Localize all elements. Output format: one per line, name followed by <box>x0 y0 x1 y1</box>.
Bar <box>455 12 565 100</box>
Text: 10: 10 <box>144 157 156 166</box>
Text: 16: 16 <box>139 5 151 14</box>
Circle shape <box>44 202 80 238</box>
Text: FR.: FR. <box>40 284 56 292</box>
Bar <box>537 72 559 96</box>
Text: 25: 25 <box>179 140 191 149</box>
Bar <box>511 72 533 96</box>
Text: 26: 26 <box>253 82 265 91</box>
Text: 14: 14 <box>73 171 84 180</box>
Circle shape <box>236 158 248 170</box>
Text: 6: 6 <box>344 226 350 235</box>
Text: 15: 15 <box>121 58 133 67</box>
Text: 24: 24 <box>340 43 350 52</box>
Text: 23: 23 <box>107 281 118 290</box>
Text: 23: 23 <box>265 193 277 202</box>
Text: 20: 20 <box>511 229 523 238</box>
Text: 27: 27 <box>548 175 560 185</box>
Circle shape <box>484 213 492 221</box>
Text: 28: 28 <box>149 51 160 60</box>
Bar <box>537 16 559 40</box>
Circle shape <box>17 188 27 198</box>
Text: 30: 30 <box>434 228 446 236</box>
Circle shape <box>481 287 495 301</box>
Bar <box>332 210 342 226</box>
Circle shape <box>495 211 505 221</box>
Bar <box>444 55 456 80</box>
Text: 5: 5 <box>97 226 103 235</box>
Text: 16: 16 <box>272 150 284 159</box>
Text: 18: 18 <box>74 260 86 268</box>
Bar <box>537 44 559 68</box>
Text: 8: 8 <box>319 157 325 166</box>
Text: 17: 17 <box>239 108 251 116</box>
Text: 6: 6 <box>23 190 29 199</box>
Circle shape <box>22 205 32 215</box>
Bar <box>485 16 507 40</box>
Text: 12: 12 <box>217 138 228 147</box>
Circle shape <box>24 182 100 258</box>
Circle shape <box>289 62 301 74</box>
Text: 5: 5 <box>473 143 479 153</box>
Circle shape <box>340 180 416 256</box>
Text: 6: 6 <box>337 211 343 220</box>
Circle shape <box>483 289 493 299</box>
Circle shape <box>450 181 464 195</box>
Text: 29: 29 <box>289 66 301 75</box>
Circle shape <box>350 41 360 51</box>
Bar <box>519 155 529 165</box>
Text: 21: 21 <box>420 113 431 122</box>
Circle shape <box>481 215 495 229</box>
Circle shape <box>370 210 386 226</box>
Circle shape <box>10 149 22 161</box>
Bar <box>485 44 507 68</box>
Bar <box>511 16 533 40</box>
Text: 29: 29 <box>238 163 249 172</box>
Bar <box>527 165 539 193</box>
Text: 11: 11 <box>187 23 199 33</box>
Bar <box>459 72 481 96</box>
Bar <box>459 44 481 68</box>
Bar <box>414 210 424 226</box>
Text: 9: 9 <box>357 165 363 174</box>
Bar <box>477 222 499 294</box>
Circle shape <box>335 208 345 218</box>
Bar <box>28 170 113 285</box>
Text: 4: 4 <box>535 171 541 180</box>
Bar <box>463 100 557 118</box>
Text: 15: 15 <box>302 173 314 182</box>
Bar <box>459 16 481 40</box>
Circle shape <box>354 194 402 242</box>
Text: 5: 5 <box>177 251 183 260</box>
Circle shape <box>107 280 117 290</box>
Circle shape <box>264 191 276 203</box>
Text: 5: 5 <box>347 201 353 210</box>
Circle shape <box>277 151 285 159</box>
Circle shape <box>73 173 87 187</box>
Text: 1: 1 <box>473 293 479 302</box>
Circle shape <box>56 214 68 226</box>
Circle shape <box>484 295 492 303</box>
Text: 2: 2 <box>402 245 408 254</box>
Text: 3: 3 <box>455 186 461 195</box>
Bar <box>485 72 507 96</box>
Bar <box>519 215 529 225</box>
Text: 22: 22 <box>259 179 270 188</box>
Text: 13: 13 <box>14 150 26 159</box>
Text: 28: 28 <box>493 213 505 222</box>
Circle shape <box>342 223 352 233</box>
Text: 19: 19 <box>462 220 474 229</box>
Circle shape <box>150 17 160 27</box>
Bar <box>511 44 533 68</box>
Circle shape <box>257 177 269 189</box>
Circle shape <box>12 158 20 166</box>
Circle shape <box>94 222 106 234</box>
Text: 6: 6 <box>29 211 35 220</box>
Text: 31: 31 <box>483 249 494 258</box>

Objective
Copy out every line of the records above, reproducing each one character for character.

The output
Localize all elements. Output format: one per line, name followed by <box>x0 y0 x1 y1</box>.
Bar <box>455 12 565 100</box>
Text: 10: 10 <box>144 157 156 166</box>
Text: 16: 16 <box>139 5 151 14</box>
Circle shape <box>44 202 80 238</box>
Text: FR.: FR. <box>40 284 56 292</box>
Bar <box>537 72 559 96</box>
Text: 25: 25 <box>179 140 191 149</box>
Bar <box>511 72 533 96</box>
Text: 26: 26 <box>253 82 265 91</box>
Text: 14: 14 <box>73 171 84 180</box>
Circle shape <box>236 158 248 170</box>
Text: 6: 6 <box>344 226 350 235</box>
Text: 15: 15 <box>121 58 133 67</box>
Text: 24: 24 <box>340 43 350 52</box>
Text: 23: 23 <box>107 281 118 290</box>
Text: 23: 23 <box>265 193 277 202</box>
Text: 20: 20 <box>511 229 523 238</box>
Text: 27: 27 <box>548 175 560 185</box>
Circle shape <box>484 213 492 221</box>
Text: 28: 28 <box>149 51 160 60</box>
Bar <box>537 16 559 40</box>
Circle shape <box>17 188 27 198</box>
Text: 30: 30 <box>434 228 446 236</box>
Circle shape <box>481 287 495 301</box>
Bar <box>332 210 342 226</box>
Circle shape <box>495 211 505 221</box>
Bar <box>444 55 456 80</box>
Text: 5: 5 <box>97 226 103 235</box>
Text: 16: 16 <box>272 150 284 159</box>
Text: 18: 18 <box>74 260 86 268</box>
Bar <box>537 44 559 68</box>
Text: 8: 8 <box>319 157 325 166</box>
Text: 17: 17 <box>239 108 251 116</box>
Text: 6: 6 <box>23 190 29 199</box>
Circle shape <box>22 205 32 215</box>
Bar <box>485 16 507 40</box>
Text: 12: 12 <box>217 138 228 147</box>
Circle shape <box>24 182 100 258</box>
Circle shape <box>289 62 301 74</box>
Text: 5: 5 <box>473 143 479 153</box>
Circle shape <box>340 180 416 256</box>
Text: 6: 6 <box>337 211 343 220</box>
Circle shape <box>483 289 493 299</box>
Circle shape <box>450 181 464 195</box>
Text: 29: 29 <box>289 66 301 75</box>
Circle shape <box>350 41 360 51</box>
Bar <box>519 155 529 165</box>
Text: 21: 21 <box>420 113 431 122</box>
Circle shape <box>481 215 495 229</box>
Circle shape <box>370 210 386 226</box>
Circle shape <box>10 149 22 161</box>
Bar <box>485 44 507 68</box>
Bar <box>511 16 533 40</box>
Text: 29: 29 <box>238 163 249 172</box>
Bar <box>527 165 539 193</box>
Text: 11: 11 <box>187 23 199 33</box>
Bar <box>459 72 481 96</box>
Bar <box>459 44 481 68</box>
Bar <box>414 210 424 226</box>
Text: 9: 9 <box>357 165 363 174</box>
Bar <box>477 222 499 294</box>
Circle shape <box>335 208 345 218</box>
Bar <box>28 170 113 285</box>
Text: 4: 4 <box>535 171 541 180</box>
Bar <box>463 100 557 118</box>
Text: 15: 15 <box>302 173 314 182</box>
Bar <box>459 16 481 40</box>
Circle shape <box>354 194 402 242</box>
Text: 5: 5 <box>177 251 183 260</box>
Circle shape <box>107 280 117 290</box>
Circle shape <box>264 191 276 203</box>
Text: 5: 5 <box>347 201 353 210</box>
Circle shape <box>277 151 285 159</box>
Circle shape <box>73 173 87 187</box>
Text: 1: 1 <box>473 293 479 302</box>
Circle shape <box>56 214 68 226</box>
Circle shape <box>484 295 492 303</box>
Text: 2: 2 <box>402 245 408 254</box>
Text: 3: 3 <box>455 186 461 195</box>
Bar <box>485 72 507 96</box>
Bar <box>519 215 529 225</box>
Text: 22: 22 <box>259 179 270 188</box>
Text: 13: 13 <box>14 150 26 159</box>
Text: 28: 28 <box>493 213 505 222</box>
Circle shape <box>342 223 352 233</box>
Text: 19: 19 <box>462 220 474 229</box>
Circle shape <box>150 17 160 27</box>
Bar <box>511 44 533 68</box>
Circle shape <box>257 177 269 189</box>
Circle shape <box>12 158 20 166</box>
Circle shape <box>94 222 106 234</box>
Text: 6: 6 <box>29 211 35 220</box>
Text: 31: 31 <box>483 249 494 258</box>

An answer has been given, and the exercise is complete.